Copy nothing but the lines from the one containing "OCR this image." through the last line of the records, repeated exactly and without pictures.

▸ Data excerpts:
= = = = =
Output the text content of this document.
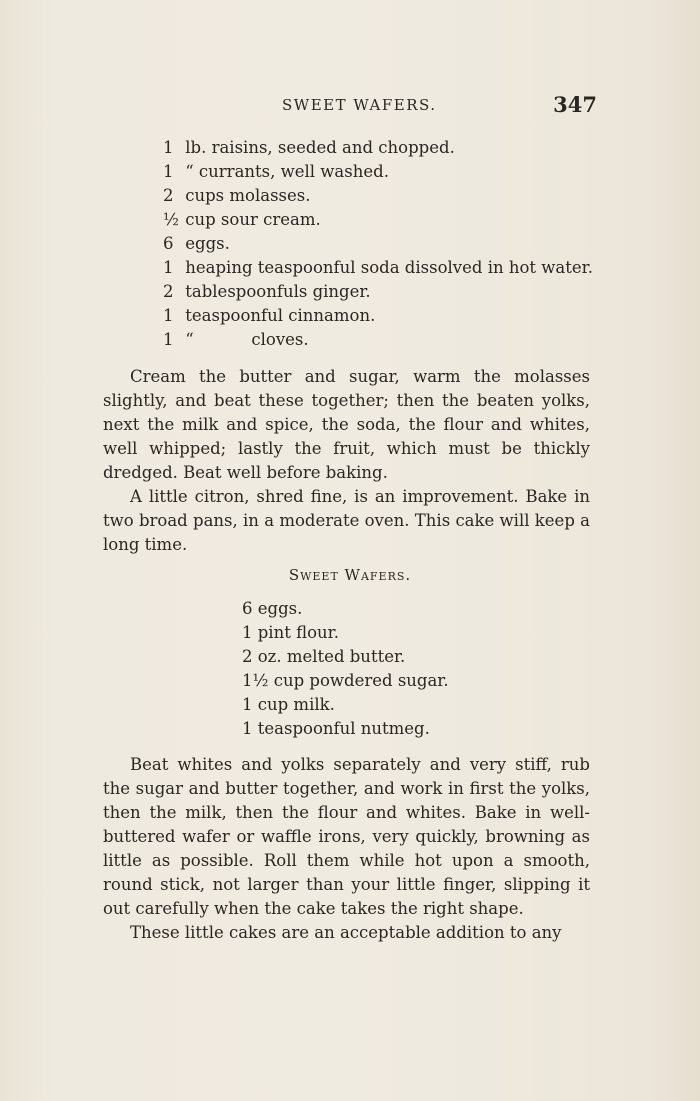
SWEET WAFERS.	347
1 lb. raisins, seeded and chopped.
1 “ currants, well washed.
2 cups molasses.
½ cup sour cream.
6 eggs.
1 heaping teaspoonful soda dissolved in hot water.
2 tablespoonfuls ginger.
1 teaspoonful cinnamon.
1 “           cloves.

Cream the butter and sugar, warm the molasses slightly, and beat these together; then the beaten yolks, next the milk and spice, the soda, the flour and whites, well whipped; lastly the fruit, which must be thickly dredged. Beat well before baking.

A little citron, shred fine, is an improvement. Bake in two broad pans, in a moderate oven. This cake will keep a long time.

Sweet Wafers.
6 eggs.
1 pint flour.
2 oz. melted butter.
1½ cup powdered sugar.
1 cup milk.
1 teaspoonful nutmeg.

Beat whites and yolks separately and very stiff, rub the sugar and butter together, and work in first the yolks, then the milk, then the flour and whites. Bake in well-buttered wafer or waffle irons, very quickly, browning as little as possible. Roll them while hot upon a smooth, round stick, not larger than your little finger, slipping it out carefully when the cake takes the right shape.

These little cakes are an acceptable addition to any
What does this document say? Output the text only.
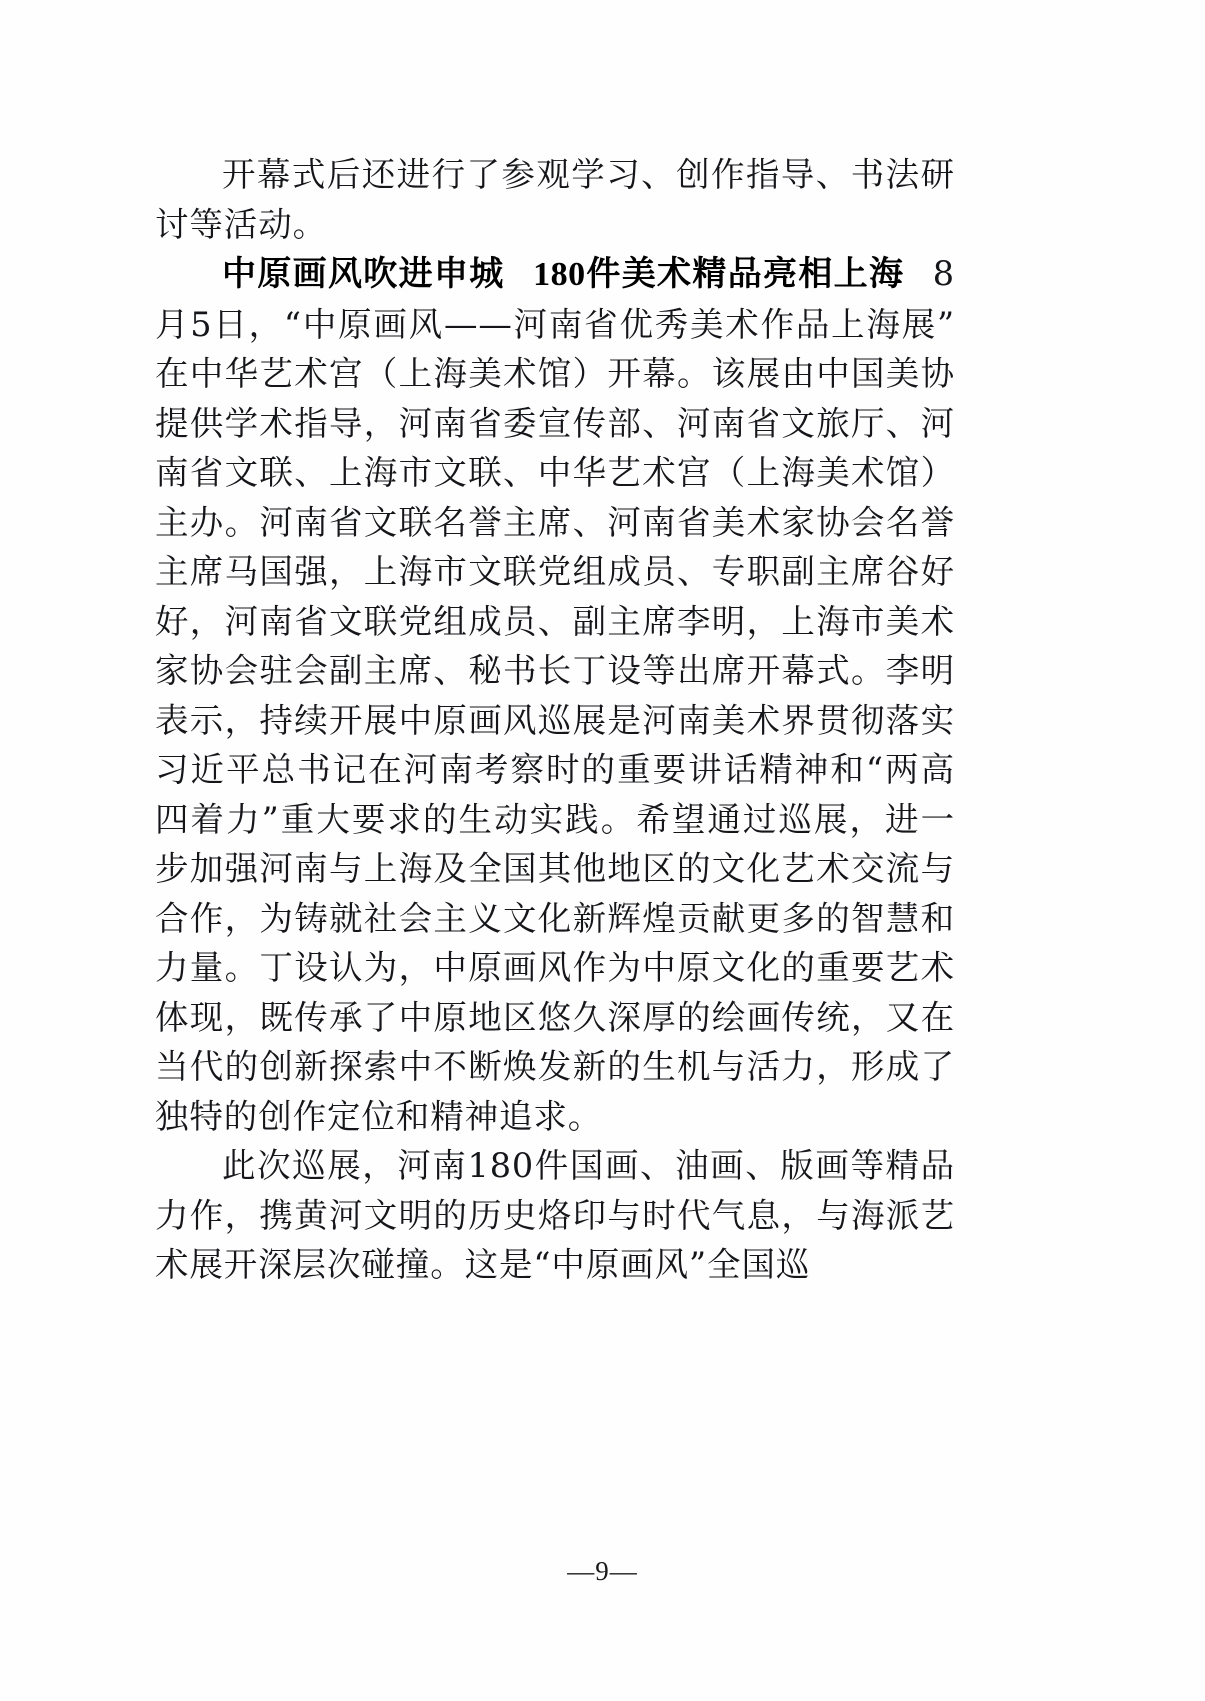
开幕式后还进行了参观学习、创作指导、书法研讨等活动。

中原画风吹进申城 180件美术精品亮相上海 8月5日，“中原画风——河南省优秀美术作品上海展”在中华艺术宫（上海美术馆）开幕。该展由中国美协提供学术指导，河南省委宣传部、河南省文旅厅、河南省文联、上海市文联、中华艺术宫（上海美术馆）主办。河南省文联名誉主席、河南省美术家协会名誉主席马国强，上海市文联党组成员、专职副主席谷好好，河南省文联党组成员、副主席李明，上海市美术家协会驻会副主席、秘书长丁设等出席开幕式。李明表示，持续开展中原画风巡展是河南美术界贯彻落实习近平总书记在河南考察时的重要讲话精神和“两高四着力”重大要求的生动实践。希望通过巡展，进一步加强河南与上海及全国其他地区的文化艺术交流与合作，为铸就社会主义文化新辉煌贡献更多的智慧和力量。丁设认为，中原画风作为中原文化的重要艺术体现，既传承了中原地区悠久深厚的绘画传统，又在当代的创新探索中不断焕发新的生机与活力，形成了独特的创作定位和精神追求。

此次巡展，河南180件国画、油画、版画等精品力作，携黄河文明的历史烙印与时代气息，与海派艺术展开深层次碰撞。这是“中原画风”全国巡

—9—
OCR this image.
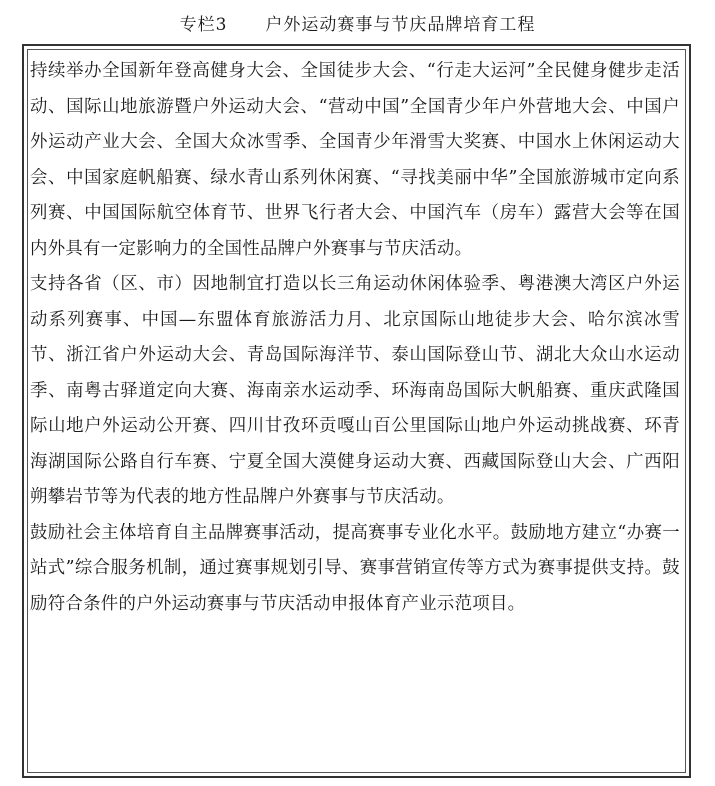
专栏3 户外运动赛事与节庆品牌培育工程

持续举办全国新年登高健身大会、全国徒步大会、“行走大运河”全民健身健步走活动、国际山地旅游暨户外运动大会、“营动中国”全国青少年户外营地大会、中国户外运动产业大会、全国大众冰雪季、全国青少年滑雪大奖赛、中国水上休闲运动大会、中国家庭帆船赛、绿水青山系列休闲赛、“寻找美丽中华”全国旅游城市定向系列赛、中国国际航空体育节、世界飞行者大会、中国汽车（房车）露营大会等在国内外具有一定影响力的全国性品牌户外赛事与节庆活动。

支持各省（区、市）因地制宜打造以长三角运动休闲体验季、粤港澳大湾区户外运动系列赛事、中国—东盟体育旅游活力月、北京国际山地徒步大会、哈尔滨冰雪节、浙江省户外运动大会、青岛国际海洋节、泰山国际登山节、湖北大众山水运动季、南粤古驿道定向大赛、海南亲水运动季、环海南岛国际大帆船赛、重庆武隆国际山地户外运动公开赛、四川甘孜环贡嘎山百公里国际山地户外运动挑战赛、环青海湖国际公路自行车赛、宁夏全国大漠健身运动大赛、西藏国际登山大会、广西阳朔攀岩节等为代表的地方性品牌户外赛事与节庆活动。

鼓励社会主体培育自主品牌赛事活动，提高赛事专业化水平。鼓励地方建立“办赛一站式”综合服务机制，通过赛事规划引导、赛事营销宣传等方式为赛事提供支持。鼓励符合条件的户外运动赛事与节庆活动申报体育产业示范项目。
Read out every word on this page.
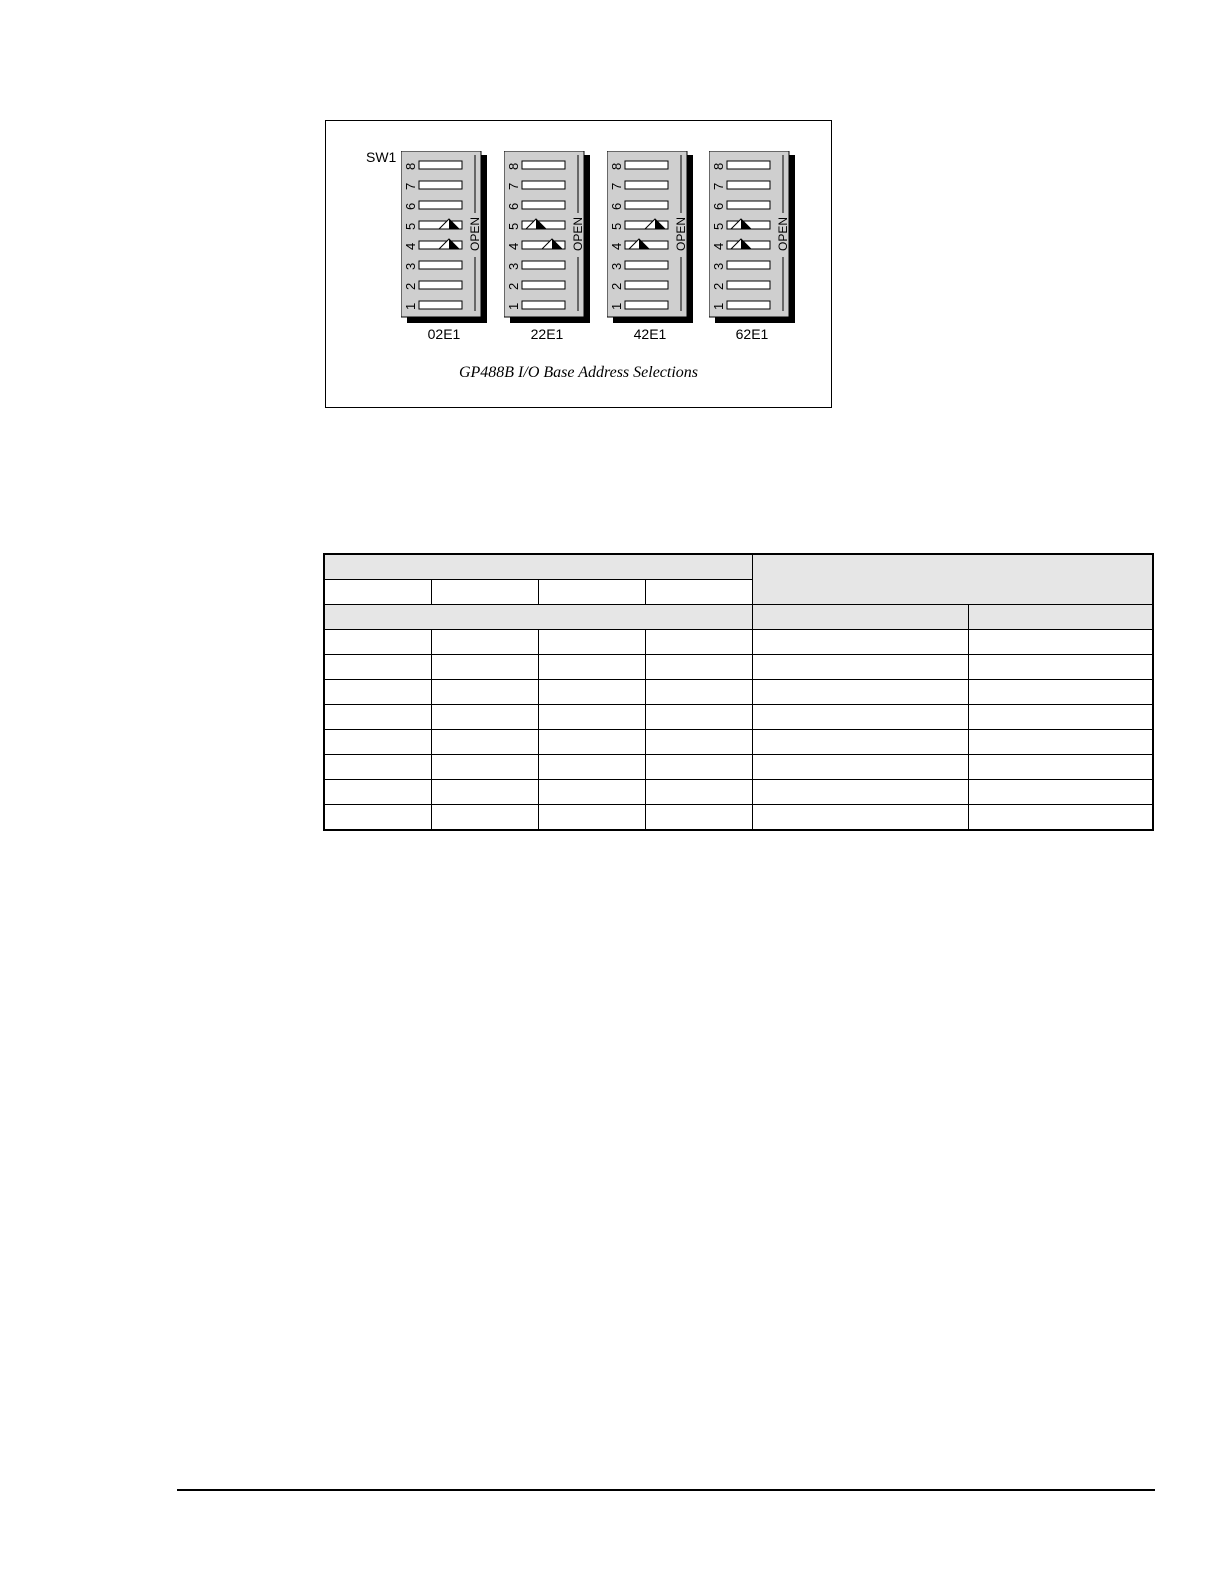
SW1
OPEN
8
7
6
5
4
3
2
1
OPEN
8
7
6
5
4
3
2
1
OPEN
8
7
6
5
4
3
2
1
OPEN
8
7
6
5
4
3
2
1
02E1	22E1	42E1	62E1
GP488B I/O Base Address Selections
= = = = =
▸ Solution below:
OCR this image.
专栏3 户外运动赛事与节庆品牌培育工程

持续举办全国新年登高健身大会、全国徒步大会、“行走大运河”全民健身健步走活动、国际山地旅游暨户外运动大会、“营动中国”全国青少年户外营地大会、中国户外运动产业大会、全国大众冰雪季、全国青少年滑雪大奖赛、中国水上休闲运动大会、中国家庭帆船赛、绿水青山系列休闲赛、“寻找美丽中华”全国旅游城市定向系列赛、中国国际航空体育节、世界飞行者大会、中国汽车（房车）露营大会等在国内外具有一定影响力的全国性品牌户外赛事与节庆活动。

支持各省（区、市）因地制宜打造以长三角运动休闲体验季、粤港澳大湾区户外运动系列赛事、中国—东盟体育旅游活力月、北京国际山地徒步大会、哈尔滨冰雪节、浙江省户外运动大会、青岛国际海洋节、泰山国际登山节、湖北大众山水运动季、南粤古驿道定向大赛、海南亲水运动季、环海南岛国际大帆船赛、重庆武隆国际山地户外运动公开赛、四川甘孜环贡嘎山百公里国际山地户外运动挑战赛、环青海湖国际公路自行车赛、宁夏全国大漠健身运动大赛、西藏国际登山大会、广西阳朔攀岩节等为代表的地方性品牌户外赛事与节庆活动。

鼓励社会主体培育自主品牌赛事活动，提高赛事专业化水平。鼓励地方建立“办赛一站式”综合服务机制，通过赛事规划引导、赛事营销宣传等方式为赛事提供支持。鼓励符合条件的户外运动赛事与节庆活动申报体育产业示范项目。
Read out every word on this page.
SW1
OPEN
8
7
6
5
4
3
2
1
OPEN
8
7
6
5
4
3
2
1
OPEN
8
7
6
5
4
3
2
1
OPEN
8
7
6
5
4
3
2
1
02E1	22E1	42E1	62E1
GP488B I/O Base Address Selections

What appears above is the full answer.